• **What is being asked**
Each record below should be output verbatim, without pictures.
** start Available data **
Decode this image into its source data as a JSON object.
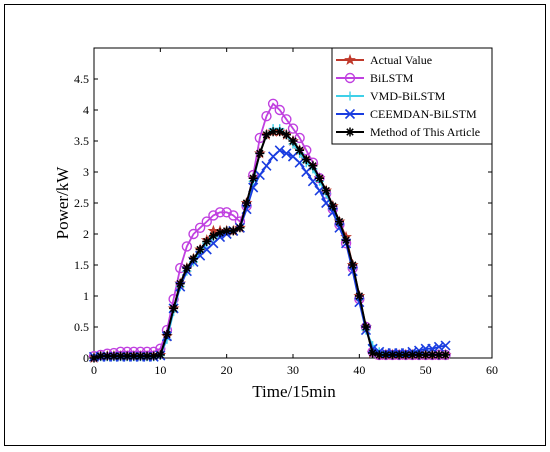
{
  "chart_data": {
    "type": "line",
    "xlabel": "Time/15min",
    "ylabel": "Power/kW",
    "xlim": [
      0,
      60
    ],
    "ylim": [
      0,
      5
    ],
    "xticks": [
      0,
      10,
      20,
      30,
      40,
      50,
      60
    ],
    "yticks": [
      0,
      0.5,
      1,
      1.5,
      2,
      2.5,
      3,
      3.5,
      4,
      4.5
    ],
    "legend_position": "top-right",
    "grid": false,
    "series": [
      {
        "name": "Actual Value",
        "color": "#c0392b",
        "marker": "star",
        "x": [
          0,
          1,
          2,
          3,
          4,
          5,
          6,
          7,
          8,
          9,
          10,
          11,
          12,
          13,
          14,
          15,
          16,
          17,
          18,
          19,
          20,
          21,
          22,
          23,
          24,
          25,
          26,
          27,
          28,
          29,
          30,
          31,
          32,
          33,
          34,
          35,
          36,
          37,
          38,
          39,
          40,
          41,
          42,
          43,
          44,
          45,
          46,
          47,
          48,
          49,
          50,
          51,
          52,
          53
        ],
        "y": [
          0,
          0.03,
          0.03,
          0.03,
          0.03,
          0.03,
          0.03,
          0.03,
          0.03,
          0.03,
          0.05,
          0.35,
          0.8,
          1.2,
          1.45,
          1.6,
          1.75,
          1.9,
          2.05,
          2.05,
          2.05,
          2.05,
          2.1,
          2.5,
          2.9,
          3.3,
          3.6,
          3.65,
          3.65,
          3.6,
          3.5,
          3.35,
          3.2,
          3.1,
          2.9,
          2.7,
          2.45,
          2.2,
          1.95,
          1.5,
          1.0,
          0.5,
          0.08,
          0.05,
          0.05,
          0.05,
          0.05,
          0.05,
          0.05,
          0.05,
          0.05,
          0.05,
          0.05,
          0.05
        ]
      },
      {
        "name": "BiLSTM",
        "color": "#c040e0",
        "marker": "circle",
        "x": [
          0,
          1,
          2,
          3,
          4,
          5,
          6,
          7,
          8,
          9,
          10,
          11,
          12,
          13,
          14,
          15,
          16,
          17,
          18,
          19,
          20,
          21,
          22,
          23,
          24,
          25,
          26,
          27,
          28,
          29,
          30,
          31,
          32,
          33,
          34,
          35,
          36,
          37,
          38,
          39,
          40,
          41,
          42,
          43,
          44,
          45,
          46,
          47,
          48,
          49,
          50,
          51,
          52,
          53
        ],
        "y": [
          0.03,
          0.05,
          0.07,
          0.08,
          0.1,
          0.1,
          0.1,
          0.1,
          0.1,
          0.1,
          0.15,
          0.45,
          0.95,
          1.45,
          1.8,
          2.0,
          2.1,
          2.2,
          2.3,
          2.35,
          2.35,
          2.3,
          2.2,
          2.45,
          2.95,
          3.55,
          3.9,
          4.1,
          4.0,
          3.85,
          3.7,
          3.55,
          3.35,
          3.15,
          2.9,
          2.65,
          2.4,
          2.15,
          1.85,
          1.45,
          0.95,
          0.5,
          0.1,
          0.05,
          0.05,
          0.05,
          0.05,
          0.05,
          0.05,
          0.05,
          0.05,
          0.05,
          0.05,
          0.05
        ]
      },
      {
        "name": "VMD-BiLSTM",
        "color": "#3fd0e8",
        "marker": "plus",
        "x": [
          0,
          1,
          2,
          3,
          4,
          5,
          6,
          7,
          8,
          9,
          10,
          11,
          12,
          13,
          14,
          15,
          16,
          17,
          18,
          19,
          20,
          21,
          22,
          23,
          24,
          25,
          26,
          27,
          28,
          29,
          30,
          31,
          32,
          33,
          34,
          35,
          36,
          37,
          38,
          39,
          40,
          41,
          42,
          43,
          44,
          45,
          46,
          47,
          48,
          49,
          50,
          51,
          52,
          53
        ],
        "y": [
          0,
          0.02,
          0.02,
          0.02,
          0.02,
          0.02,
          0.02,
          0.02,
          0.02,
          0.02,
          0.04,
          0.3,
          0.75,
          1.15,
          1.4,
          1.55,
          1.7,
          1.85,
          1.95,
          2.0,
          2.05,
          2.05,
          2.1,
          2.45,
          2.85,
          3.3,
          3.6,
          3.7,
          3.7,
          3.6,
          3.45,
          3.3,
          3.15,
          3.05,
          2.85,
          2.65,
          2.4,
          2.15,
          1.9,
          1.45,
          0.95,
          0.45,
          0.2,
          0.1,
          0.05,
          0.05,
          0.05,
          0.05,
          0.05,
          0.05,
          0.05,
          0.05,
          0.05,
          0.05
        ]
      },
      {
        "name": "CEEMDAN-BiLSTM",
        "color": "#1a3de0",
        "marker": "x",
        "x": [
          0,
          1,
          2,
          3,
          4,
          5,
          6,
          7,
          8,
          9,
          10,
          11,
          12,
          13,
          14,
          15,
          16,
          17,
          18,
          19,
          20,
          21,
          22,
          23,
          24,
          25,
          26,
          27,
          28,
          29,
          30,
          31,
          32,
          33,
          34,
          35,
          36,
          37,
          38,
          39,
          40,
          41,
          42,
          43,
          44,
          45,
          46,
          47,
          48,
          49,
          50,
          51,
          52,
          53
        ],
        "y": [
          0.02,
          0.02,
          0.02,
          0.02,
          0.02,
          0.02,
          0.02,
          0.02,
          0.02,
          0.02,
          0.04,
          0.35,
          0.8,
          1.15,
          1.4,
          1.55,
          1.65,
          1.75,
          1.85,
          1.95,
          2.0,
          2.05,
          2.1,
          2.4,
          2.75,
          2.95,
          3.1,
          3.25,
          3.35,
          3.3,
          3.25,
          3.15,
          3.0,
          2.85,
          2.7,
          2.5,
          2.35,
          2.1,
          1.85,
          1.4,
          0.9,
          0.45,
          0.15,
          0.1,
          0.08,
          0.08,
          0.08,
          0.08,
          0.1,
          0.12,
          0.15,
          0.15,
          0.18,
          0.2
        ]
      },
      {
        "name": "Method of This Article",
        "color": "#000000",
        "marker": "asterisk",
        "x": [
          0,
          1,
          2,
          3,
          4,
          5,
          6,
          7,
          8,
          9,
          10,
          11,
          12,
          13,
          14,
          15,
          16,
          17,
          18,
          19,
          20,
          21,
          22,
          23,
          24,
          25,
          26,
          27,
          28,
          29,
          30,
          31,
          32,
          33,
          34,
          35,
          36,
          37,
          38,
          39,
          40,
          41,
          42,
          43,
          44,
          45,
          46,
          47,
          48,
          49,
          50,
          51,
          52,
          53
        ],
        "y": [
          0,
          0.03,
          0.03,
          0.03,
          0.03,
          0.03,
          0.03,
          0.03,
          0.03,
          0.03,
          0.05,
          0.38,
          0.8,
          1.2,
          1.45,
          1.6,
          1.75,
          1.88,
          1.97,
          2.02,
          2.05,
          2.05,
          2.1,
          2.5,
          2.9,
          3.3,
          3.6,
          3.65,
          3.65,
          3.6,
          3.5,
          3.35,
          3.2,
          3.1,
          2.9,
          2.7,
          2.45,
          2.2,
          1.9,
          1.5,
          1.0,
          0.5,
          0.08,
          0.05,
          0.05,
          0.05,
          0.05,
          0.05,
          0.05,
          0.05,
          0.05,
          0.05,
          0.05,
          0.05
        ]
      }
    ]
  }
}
** end Available data **
• **Exercise output**
Decode this image into its source data as a JSON object.
{
  "chart_data": {
    "type": "line",
    "xlabel": "Time/15min",
    "ylabel": "Power/kW",
    "xlim": [
      0,
      60
    ],
    "ylim": [
      0,
      5
    ],
    "xticks": [
      0,
      10,
      20,
      30,
      40,
      50,
      60
    ],
    "yticks": [
      0,
      0.5,
      1,
      1.5,
      2,
      2.5,
      3,
      3.5,
      4,
      4.5
    ],
    "legend_position": "top-right",
    "grid": false,
    "series": [
      {
        "name": "Actual Value",
        "color": "#c0392b",
        "marker": "star",
        "x": [
          0,
          1,
          2,
          3,
          4,
          5,
          6,
          7,
          8,
          9,
          10,
          11,
          12,
          13,
          14,
          15,
          16,
          17,
          18,
          19,
          20,
          21,
          22,
          23,
          24,
          25,
          26,
          27,
          28,
          29,
          30,
          31,
          32,
          33,
          34,
          35,
          36,
          37,
          38,
          39,
          40,
          41,
          42,
          43,
          44,
          45,
          46,
          47,
          48,
          49,
          50,
          51,
          52,
          53
        ],
        "y": [
          0,
          0.03,
          0.03,
          0.03,
          0.03,
          0.03,
          0.03,
          0.03,
          0.03,
          0.03,
          0.05,
          0.35,
          0.8,
          1.2,
          1.45,
          1.6,
          1.75,
          1.9,
          2.05,
          2.05,
          2.05,
          2.05,
          2.1,
          2.5,
          2.9,
          3.3,
          3.6,
          3.65,
          3.65,
          3.6,
          3.5,
          3.35,
          3.2,
          3.1,
          2.9,
          2.7,
          2.45,
          2.2,
          1.95,
          1.5,
          1.0,
          0.5,
          0.08,
          0.05,
          0.05,
          0.05,
          0.05,
          0.05,
          0.05,
          0.05,
          0.05,
          0.05,
          0.05,
          0.05
        ]
      },
      {
        "name": "BiLSTM",
        "color": "#c040e0",
        "marker": "circle",
        "x": [
          0,
          1,
          2,
          3,
          4,
          5,
          6,
          7,
          8,
          9,
          10,
          11,
          12,
          13,
          14,
          15,
          16,
          17,
          18,
          19,
          20,
          21,
          22,
          23,
          24,
          25,
          26,
          27,
          28,
          29,
          30,
          31,
          32,
          33,
          34,
          35,
          36,
          37,
          38,
          39,
          40,
          41,
          42,
          43,
          44,
          45,
          46,
          47,
          48,
          49,
          50,
          51,
          52,
          53
        ],
        "y": [
          0.03,
          0.05,
          0.07,
          0.08,
          0.1,
          0.1,
          0.1,
          0.1,
          0.1,
          0.1,
          0.15,
          0.45,
          0.95,
          1.45,
          1.8,
          2.0,
          2.1,
          2.2,
          2.3,
          2.35,
          2.35,
          2.3,
          2.2,
          2.45,
          2.95,
          3.55,
          3.9,
          4.1,
          4.0,
          3.85,
          3.7,
          3.55,
          3.35,
          3.15,
          2.9,
          2.65,
          2.4,
          2.15,
          1.85,
          1.45,
          0.95,
          0.5,
          0.1,
          0.05,
          0.05,
          0.05,
          0.05,
          0.05,
          0.05,
          0.05,
          0.05,
          0.05,
          0.05,
          0.05
        ]
      },
      {
        "name": "VMD-BiLSTM",
        "color": "#3fd0e8",
        "marker": "plus",
        "x": [
          0,
          1,
          2,
          3,
          4,
          5,
          6,
          7,
          8,
          9,
          10,
          11,
          12,
          13,
          14,
          15,
          16,
          17,
          18,
          19,
          20,
          21,
          22,
          23,
          24,
          25,
          26,
          27,
          28,
          29,
          30,
          31,
          32,
          33,
          34,
          35,
          36,
          37,
          38,
          39,
          40,
          41,
          42,
          43,
          44,
          45,
          46,
          47,
          48,
          49,
          50,
          51,
          52,
          53
        ],
        "y": [
          0,
          0.02,
          0.02,
          0.02,
          0.02,
          0.02,
          0.02,
          0.02,
          0.02,
          0.02,
          0.04,
          0.3,
          0.75,
          1.15,
          1.4,
          1.55,
          1.7,
          1.85,
          1.95,
          2.0,
          2.05,
          2.05,
          2.1,
          2.45,
          2.85,
          3.3,
          3.6,
          3.7,
          3.7,
          3.6,
          3.45,
          3.3,
          3.15,
          3.05,
          2.85,
          2.65,
          2.4,
          2.15,
          1.9,
          1.45,
          0.95,
          0.45,
          0.2,
          0.1,
          0.05,
          0.05,
          0.05,
          0.05,
          0.05,
          0.05,
          0.05,
          0.05,
          0.05,
          0.05
        ]
      },
      {
        "name": "CEEMDAN-BiLSTM",
        "color": "#1a3de0",
        "marker": "x",
        "x": [
          0,
          1,
          2,
          3,
          4,
          5,
          6,
          7,
          8,
          9,
          10,
          11,
          12,
          13,
          14,
          15,
          16,
          17,
          18,
          19,
          20,
          21,
          22,
          23,
          24,
          25,
          26,
          27,
          28,
          29,
          30,
          31,
          32,
          33,
          34,
          35,
          36,
          37,
          38,
          39,
          40,
          41,
          42,
          43,
          44,
          45,
          46,
          47,
          48,
          49,
          50,
          51,
          52,
          53
        ],
        "y": [
          0.02,
          0.02,
          0.02,
          0.02,
          0.02,
          0.02,
          0.02,
          0.02,
          0.02,
          0.02,
          0.04,
          0.35,
          0.8,
          1.15,
          1.4,
          1.55,
          1.65,
          1.75,
          1.85,
          1.95,
          2.0,
          2.05,
          2.1,
          2.4,
          2.75,
          2.95,
          3.1,
          3.25,
          3.35,
          3.3,
          3.25,
          3.15,
          3.0,
          2.85,
          2.7,
          2.5,
          2.35,
          2.1,
          1.85,
          1.4,
          0.9,
          0.45,
          0.15,
          0.1,
          0.08,
          0.08,
          0.08,
          0.08,
          0.1,
          0.12,
          0.15,
          0.15,
          0.18,
          0.2
        ]
      },
      {
        "name": "Method of This Article",
        "color": "#000000",
        "marker": "asterisk",
        "x": [
          0,
          1,
          2,
          3,
          4,
          5,
          6,
          7,
          8,
          9,
          10,
          11,
          12,
          13,
          14,
          15,
          16,
          17,
          18,
          19,
          20,
          21,
          22,
          23,
          24,
          25,
          26,
          27,
          28,
          29,
          30,
          31,
          32,
          33,
          34,
          35,
          36,
          37,
          38,
          39,
          40,
          41,
          42,
          43,
          44,
          45,
          46,
          47,
          48,
          49,
          50,
          51,
          52,
          53
        ],
        "y": [
          0,
          0.03,
          0.03,
          0.03,
          0.03,
          0.03,
          0.03,
          0.03,
          0.03,
          0.03,
          0.05,
          0.38,
          0.8,
          1.2,
          1.45,
          1.6,
          1.75,
          1.88,
          1.97,
          2.02,
          2.05,
          2.05,
          2.1,
          2.5,
          2.9,
          3.3,
          3.6,
          3.65,
          3.65,
          3.6,
          3.5,
          3.35,
          3.2,
          3.1,
          2.9,
          2.7,
          2.45,
          2.2,
          1.9,
          1.5,
          1.0,
          0.5,
          0.08,
          0.05,
          0.05,
          0.05,
          0.05,
          0.05,
          0.05,
          0.05,
          0.05,
          0.05,
          0.05,
          0.05
        ]
      }
    ]
  }
}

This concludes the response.